◆ Task:
Say only how many lines contain the word "information".

Stored items
%%

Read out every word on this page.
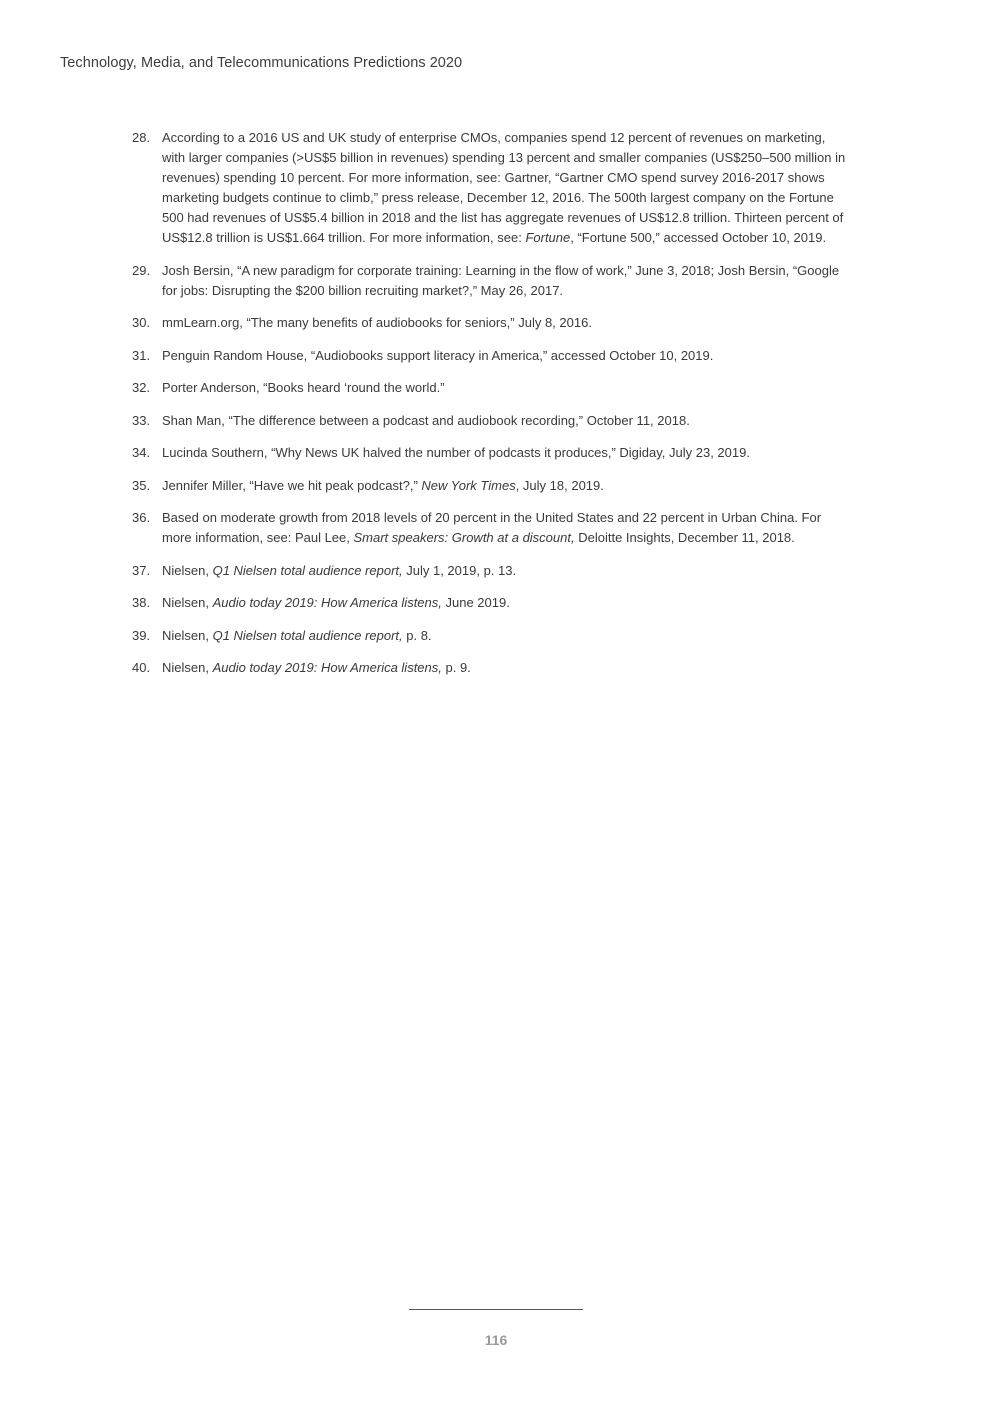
Technology, Media, and Telecommunications Predictions 2020
28. According to a 2016 US and UK study of enterprise CMOs, companies spend 12 percent of revenues on marketing, with larger companies (>US$5 billion in revenues) spending 13 percent and smaller companies (US$250–500 million in revenues) spending 10 percent. For more information, see: Gartner, “Gartner CMO spend survey 2016-2017 shows marketing budgets continue to climb,” press release, December 12, 2016. The 500th largest company on the Fortune 500 had revenues of US$5.4 billion in 2018 and the list has aggregate revenues of US$12.8 trillion. Thirteen percent of US$12.8 trillion is US$1.664 trillion. For more information, see: Fortune, “Fortune 500,” accessed October 10, 2019.
29. Josh Bersin, “A new paradigm for corporate training: Learning in the flow of work,” June 3, 2018; Josh Bersin, “Google for jobs: Disrupting the $200 billion recruiting market?,” May 26, 2017.
30. mmLearn.org, “The many benefits of audiobooks for seniors,” July 8, 2016.
31. Penguin Random House, “Audiobooks support literacy in America,” accessed October 10, 2019.
32. Porter Anderson, “Books heard ‘round the world.”
33. Shan Man, “The difference between a podcast and audiobook recording,” October 11, 2018.
34. Lucinda Southern, “Why News UK halved the number of podcasts it produces,” Digiday, July 23, 2019.
35. Jennifer Miller, “Have we hit peak podcast?,” New York Times, July 18, 2019.
36. Based on moderate growth from 2018 levels of 20 percent in the United States and 22 percent in Urban China. For more information, see: Paul Lee, Smart speakers: Growth at a discount, Deloitte Insights, December 11, 2018.
37. Nielsen, Q1 Nielsen total audience report, July 1, 2019, p. 13.
38. Nielsen, Audio today 2019: How America listens, June 2019.
39. Nielsen, Q1 Nielsen total audience report, p. 8.
40. Nielsen, Audio today 2019: How America listens, p. 9.
116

%%

◆ Final result:
2